* [Given instruction] Select from the data all lines with the word "more".
- - -
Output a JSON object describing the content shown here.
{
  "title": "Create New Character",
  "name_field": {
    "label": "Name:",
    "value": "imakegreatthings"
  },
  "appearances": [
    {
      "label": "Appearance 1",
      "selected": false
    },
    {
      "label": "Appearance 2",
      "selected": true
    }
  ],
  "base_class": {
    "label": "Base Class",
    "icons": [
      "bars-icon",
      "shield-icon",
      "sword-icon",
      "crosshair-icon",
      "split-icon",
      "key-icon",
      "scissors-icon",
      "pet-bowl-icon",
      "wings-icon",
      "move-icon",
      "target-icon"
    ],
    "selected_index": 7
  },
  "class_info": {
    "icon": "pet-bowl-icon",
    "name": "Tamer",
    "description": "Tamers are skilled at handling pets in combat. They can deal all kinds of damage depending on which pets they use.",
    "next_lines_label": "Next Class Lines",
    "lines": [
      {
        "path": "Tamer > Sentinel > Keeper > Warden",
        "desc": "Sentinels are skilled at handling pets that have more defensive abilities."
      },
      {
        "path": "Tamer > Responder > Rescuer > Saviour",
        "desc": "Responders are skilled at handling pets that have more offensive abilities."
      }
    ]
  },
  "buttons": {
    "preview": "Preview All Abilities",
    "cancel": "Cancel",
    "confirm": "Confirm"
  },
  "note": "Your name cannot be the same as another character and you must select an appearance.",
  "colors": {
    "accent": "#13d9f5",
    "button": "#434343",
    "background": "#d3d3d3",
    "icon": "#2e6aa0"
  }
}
- - -
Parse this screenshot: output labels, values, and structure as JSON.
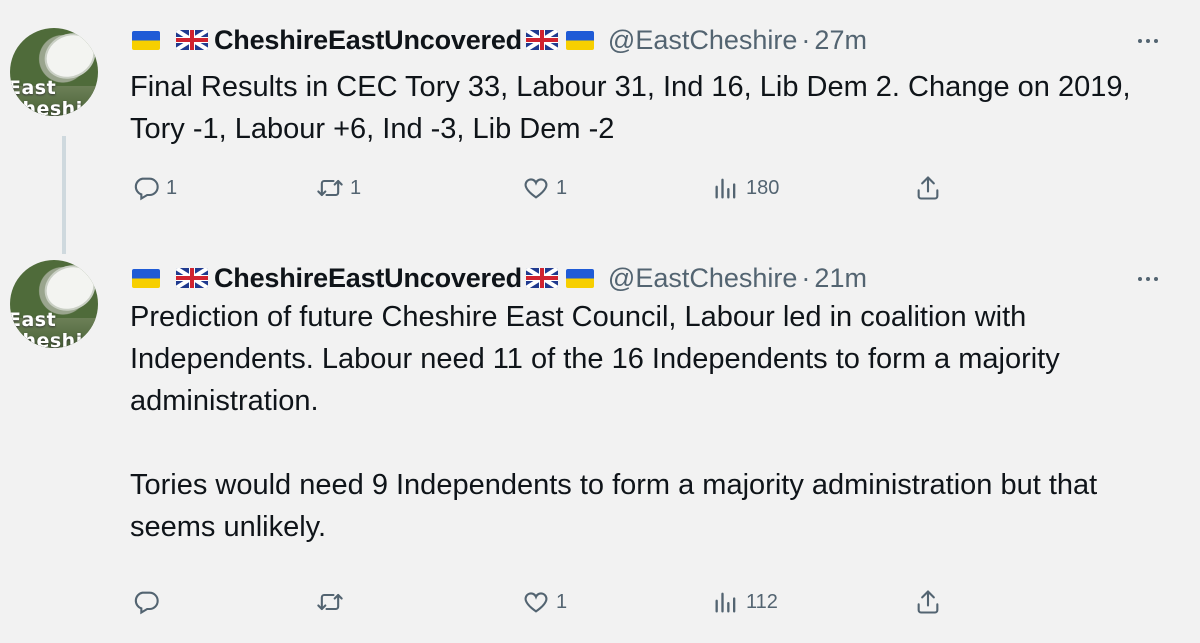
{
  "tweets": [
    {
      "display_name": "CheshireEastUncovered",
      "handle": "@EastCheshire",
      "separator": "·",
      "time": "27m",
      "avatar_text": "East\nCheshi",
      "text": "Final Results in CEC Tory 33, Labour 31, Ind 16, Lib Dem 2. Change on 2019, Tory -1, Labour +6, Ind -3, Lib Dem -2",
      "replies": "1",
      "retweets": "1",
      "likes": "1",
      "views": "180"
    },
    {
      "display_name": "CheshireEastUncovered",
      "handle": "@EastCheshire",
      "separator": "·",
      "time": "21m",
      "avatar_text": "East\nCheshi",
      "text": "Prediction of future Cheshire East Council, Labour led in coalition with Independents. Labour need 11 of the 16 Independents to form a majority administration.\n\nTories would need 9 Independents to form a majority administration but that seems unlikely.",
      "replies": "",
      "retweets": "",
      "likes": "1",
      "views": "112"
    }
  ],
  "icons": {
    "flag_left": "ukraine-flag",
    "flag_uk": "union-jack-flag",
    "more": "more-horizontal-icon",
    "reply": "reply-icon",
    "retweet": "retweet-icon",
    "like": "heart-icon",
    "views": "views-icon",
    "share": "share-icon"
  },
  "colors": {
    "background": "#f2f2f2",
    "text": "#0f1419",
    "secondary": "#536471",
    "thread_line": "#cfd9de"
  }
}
- - -
* [Full answer]
        "desc": "Sentinels are skilled at handling pets that have more defensive abilities."
        "desc": "Responders are skilled at handling pets that have more offensive abilities."
    "more": "more-horizontal-icon",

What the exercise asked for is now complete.